• _Exercise_:
Using the data below, report how many lines hold the word "acids". Include nothing else in the reply.

··· Excerpted data ···

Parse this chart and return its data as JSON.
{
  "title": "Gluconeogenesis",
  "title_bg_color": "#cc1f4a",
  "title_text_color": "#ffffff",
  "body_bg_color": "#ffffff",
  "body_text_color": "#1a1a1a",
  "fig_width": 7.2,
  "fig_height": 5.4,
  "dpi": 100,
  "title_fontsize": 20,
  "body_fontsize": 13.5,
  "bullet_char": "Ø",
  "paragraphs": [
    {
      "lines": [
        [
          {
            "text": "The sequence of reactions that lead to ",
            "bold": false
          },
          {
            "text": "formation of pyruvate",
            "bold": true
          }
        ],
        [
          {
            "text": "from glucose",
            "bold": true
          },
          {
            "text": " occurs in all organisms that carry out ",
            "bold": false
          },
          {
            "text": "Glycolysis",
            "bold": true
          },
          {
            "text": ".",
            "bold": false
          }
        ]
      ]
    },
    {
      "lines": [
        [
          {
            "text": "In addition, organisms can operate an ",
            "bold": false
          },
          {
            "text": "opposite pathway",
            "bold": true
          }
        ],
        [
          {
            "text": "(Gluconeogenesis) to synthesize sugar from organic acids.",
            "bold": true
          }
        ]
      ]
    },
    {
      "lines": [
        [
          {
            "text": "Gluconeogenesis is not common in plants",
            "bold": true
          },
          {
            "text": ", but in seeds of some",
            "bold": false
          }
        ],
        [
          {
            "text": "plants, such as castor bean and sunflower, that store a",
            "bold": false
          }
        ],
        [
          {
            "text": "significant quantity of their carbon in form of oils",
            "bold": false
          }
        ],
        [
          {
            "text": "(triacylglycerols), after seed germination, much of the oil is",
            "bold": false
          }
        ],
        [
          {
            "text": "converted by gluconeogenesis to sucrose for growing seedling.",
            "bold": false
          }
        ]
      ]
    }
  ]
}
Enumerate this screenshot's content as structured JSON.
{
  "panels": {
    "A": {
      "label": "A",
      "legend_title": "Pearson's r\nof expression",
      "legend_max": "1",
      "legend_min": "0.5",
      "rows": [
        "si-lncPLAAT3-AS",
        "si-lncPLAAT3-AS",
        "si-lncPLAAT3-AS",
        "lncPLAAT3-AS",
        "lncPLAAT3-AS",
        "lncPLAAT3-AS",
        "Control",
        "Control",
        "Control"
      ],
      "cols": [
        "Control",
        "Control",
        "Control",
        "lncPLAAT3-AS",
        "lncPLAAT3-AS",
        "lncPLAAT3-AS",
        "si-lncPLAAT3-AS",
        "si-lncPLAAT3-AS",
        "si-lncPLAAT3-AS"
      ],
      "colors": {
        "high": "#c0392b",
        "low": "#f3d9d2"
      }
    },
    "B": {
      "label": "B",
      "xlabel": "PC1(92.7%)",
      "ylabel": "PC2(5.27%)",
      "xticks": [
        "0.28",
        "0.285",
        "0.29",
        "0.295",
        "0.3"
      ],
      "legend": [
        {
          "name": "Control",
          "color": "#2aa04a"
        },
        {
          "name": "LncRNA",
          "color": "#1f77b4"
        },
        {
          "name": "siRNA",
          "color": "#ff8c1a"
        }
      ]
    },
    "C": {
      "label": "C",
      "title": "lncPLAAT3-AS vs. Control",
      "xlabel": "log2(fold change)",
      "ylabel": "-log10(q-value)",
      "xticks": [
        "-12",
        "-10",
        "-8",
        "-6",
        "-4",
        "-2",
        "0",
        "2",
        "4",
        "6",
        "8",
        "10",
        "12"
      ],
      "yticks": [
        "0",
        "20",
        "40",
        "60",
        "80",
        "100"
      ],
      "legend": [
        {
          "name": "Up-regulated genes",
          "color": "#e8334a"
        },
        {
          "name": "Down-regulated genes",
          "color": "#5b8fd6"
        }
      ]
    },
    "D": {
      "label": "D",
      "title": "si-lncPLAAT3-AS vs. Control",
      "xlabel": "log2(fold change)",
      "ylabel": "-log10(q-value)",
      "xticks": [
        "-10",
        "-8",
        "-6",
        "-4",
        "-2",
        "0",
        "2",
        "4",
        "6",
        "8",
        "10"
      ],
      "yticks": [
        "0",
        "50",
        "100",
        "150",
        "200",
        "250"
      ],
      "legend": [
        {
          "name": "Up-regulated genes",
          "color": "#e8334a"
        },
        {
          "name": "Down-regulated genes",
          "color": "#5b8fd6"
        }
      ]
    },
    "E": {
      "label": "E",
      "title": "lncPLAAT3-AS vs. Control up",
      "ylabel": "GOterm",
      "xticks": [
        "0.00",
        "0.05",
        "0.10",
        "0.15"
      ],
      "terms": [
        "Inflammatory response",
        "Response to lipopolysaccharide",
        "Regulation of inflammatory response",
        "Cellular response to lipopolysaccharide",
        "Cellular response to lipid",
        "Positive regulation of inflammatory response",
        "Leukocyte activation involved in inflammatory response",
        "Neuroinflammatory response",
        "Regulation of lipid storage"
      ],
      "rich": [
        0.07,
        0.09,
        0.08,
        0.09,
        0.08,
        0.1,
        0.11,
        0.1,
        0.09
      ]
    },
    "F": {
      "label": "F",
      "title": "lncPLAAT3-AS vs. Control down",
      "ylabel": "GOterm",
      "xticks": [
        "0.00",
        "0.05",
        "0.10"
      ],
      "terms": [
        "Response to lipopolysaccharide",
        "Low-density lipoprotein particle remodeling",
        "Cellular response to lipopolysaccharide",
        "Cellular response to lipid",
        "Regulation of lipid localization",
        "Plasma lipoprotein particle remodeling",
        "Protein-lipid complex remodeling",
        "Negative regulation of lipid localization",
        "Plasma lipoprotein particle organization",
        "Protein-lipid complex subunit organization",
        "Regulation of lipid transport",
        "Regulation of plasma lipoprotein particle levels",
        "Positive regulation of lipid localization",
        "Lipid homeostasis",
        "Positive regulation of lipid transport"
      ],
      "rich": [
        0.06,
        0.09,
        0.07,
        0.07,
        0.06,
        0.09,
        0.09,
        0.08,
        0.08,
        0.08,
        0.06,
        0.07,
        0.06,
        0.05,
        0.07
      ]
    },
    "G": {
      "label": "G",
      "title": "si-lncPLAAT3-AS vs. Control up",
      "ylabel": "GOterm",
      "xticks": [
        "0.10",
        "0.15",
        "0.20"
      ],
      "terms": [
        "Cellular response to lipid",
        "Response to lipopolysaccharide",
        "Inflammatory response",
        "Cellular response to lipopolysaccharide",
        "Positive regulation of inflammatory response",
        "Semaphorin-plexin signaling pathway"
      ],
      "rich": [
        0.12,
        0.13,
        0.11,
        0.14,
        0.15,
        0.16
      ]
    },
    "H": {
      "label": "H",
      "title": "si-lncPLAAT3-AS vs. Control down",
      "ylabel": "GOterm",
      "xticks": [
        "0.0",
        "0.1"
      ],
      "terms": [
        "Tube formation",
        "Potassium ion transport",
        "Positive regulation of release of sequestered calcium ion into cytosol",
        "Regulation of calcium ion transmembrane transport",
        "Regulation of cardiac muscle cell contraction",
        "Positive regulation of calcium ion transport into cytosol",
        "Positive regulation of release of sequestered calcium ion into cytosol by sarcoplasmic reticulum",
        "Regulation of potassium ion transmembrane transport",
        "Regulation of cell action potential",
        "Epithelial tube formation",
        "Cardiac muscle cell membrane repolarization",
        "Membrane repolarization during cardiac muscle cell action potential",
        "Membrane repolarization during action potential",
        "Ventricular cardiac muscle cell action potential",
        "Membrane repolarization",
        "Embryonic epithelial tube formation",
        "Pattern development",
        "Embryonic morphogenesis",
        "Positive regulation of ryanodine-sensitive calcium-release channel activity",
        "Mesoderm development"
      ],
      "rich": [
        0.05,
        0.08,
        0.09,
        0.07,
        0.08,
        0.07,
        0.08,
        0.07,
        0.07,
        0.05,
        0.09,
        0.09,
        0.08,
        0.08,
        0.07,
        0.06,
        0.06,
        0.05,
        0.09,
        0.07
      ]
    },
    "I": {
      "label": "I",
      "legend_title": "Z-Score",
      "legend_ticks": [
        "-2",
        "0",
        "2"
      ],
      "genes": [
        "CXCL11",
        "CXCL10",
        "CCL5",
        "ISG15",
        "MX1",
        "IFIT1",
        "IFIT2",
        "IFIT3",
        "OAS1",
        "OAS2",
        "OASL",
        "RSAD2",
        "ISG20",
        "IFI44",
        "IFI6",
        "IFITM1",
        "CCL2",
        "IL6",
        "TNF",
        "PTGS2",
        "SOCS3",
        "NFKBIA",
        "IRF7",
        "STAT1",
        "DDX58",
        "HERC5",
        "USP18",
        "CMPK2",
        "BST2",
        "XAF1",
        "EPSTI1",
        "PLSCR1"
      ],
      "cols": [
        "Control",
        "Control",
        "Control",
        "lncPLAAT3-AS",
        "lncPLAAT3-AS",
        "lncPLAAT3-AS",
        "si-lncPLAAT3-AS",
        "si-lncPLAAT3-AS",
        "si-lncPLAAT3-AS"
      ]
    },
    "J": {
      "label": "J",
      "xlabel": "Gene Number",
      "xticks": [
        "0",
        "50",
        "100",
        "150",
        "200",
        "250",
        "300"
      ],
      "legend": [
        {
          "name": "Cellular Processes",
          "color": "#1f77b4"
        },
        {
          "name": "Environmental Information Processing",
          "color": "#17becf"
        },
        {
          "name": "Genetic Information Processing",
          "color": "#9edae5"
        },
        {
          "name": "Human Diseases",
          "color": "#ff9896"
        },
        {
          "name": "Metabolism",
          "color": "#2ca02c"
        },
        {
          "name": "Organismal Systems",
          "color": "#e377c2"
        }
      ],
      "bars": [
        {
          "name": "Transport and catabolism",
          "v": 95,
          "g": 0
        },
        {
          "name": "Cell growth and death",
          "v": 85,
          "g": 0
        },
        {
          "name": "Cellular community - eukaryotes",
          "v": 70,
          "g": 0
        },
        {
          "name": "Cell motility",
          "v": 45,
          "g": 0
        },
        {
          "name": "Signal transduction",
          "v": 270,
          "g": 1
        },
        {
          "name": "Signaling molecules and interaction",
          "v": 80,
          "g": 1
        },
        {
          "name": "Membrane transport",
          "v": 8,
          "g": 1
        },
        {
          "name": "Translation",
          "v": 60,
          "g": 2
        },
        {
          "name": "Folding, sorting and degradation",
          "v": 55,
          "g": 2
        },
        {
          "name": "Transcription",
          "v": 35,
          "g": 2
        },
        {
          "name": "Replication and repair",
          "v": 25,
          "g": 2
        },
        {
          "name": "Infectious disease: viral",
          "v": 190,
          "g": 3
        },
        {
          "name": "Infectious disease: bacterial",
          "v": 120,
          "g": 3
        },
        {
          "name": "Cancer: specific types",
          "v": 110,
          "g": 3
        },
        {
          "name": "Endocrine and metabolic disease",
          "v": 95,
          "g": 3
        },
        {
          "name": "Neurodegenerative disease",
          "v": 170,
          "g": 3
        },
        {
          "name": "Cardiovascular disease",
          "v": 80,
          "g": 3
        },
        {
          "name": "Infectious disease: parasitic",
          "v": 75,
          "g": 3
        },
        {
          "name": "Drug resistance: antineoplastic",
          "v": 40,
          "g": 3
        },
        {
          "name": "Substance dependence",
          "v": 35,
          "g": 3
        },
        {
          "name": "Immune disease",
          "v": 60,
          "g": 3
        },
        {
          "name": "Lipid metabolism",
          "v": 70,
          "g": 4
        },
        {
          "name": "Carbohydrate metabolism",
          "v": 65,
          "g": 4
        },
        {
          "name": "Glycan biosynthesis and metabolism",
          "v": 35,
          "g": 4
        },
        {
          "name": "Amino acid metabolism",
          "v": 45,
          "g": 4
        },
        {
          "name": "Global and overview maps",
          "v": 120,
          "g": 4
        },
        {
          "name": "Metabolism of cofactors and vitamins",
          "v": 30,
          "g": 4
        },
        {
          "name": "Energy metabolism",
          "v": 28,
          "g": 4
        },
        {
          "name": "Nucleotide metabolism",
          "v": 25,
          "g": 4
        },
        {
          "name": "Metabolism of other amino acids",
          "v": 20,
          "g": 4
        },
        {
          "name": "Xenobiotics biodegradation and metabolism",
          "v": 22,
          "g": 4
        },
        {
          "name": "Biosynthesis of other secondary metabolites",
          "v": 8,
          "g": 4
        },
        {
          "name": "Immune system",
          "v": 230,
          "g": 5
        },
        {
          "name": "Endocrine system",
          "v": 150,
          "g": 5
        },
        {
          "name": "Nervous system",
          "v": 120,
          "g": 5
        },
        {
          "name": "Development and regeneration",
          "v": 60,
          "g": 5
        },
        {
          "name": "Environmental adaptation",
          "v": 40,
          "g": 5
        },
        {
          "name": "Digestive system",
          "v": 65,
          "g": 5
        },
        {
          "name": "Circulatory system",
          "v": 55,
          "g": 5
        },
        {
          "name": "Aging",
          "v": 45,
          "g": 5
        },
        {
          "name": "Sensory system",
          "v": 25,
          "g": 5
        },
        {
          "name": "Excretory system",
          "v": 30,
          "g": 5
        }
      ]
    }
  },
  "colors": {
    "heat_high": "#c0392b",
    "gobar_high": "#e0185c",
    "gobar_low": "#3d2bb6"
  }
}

···

• _Answer below_:
2